▶ _Task description_: Identify all lines in the listing that include the word "회전한다", and copy them out.

▶ _Supplied material_:

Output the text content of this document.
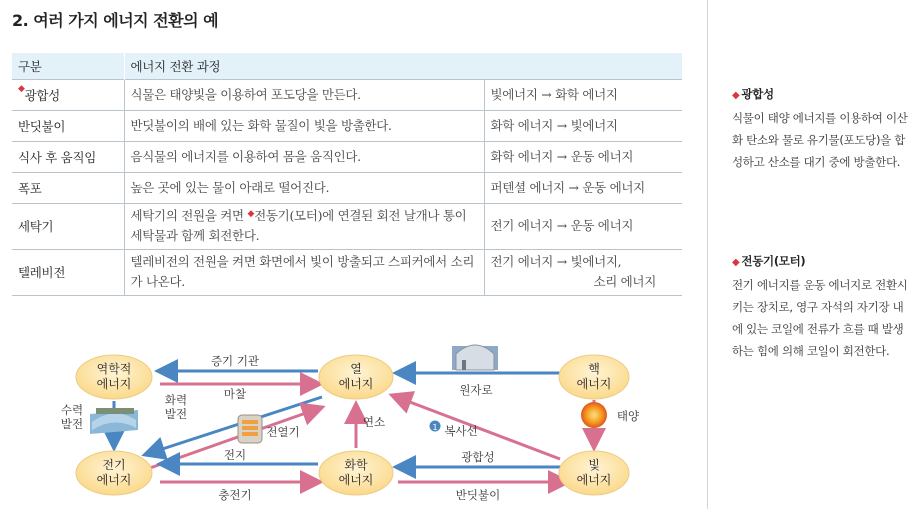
2. 여러 가지 에너지 전환의 예
구분	에너지 전환 과정	
◆광합성	식물은 태양빛을 이용하여 포도당을 만든다.	빛에너지 → 화학 에너지
반딧불이	반딧불이의 배에 있는 화학 물질이 빛을 방출한다.	화학 에너지 → 빛에너지
식사 후 움직임	음식물의 에너지를 이용하여 몸을 움직인다.	화학 에너지 → 운동 에너지
폭포	높은 곳에 있는 물이 아래로 떨어진다.	퍼텐셜 에너지 → 운동 에너지
세탁기	세탁기의 전원을 켜면 ◆전동기(모터)에 연결된 회전 날개나 통이 세탁물과 함께 회전한다.	전기 에너지 → 운동 에너지
텔레비전	텔레비전의 전원을 켜면 화면에서 빛이 방출되고 스피커에서 소리가 나온다.	전기 에너지 → 빛에너지,
소리 에너지
역학적
에너지
열
에너지
핵
에너지
전기
에너지
화학
에너지
빛
에너지
증기 기관
마찰
화력
발전
수력
발전
전열기
원자로
연소	1 복사선
태양
전지
충전기
광합성
반딧불이
◆ 광합성
식물이 태양 에너지를 이용하여 이산화 탄소와 물로 유기물(포도당)을 합성하고 산소를 대기 중에 방출한다.
◆ 전동기(모터)
전기 에너지를 운동 에너지로 전환시키는 장치로, 영구 자석의 자기장 내에 있는 코일에 전류가 흐를 때 발생하는 힘에 의해 코일이 회전한다.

▶ _Solution to the problem_:
세탁기	세탁기의 전원을 켜면 ◆전동기(모터)에 연결된 회전 날개나 통이 세탁물과 함께 회전한다.	전기 에너지 → 운동 에너지
전기 에너지를 운동 에너지로 전환시키는 장치로, 영구 자석의 자기장 내에 있는 코일에 전류가 흐를 때 발생하는 힘에 의해 코일이 회전한다.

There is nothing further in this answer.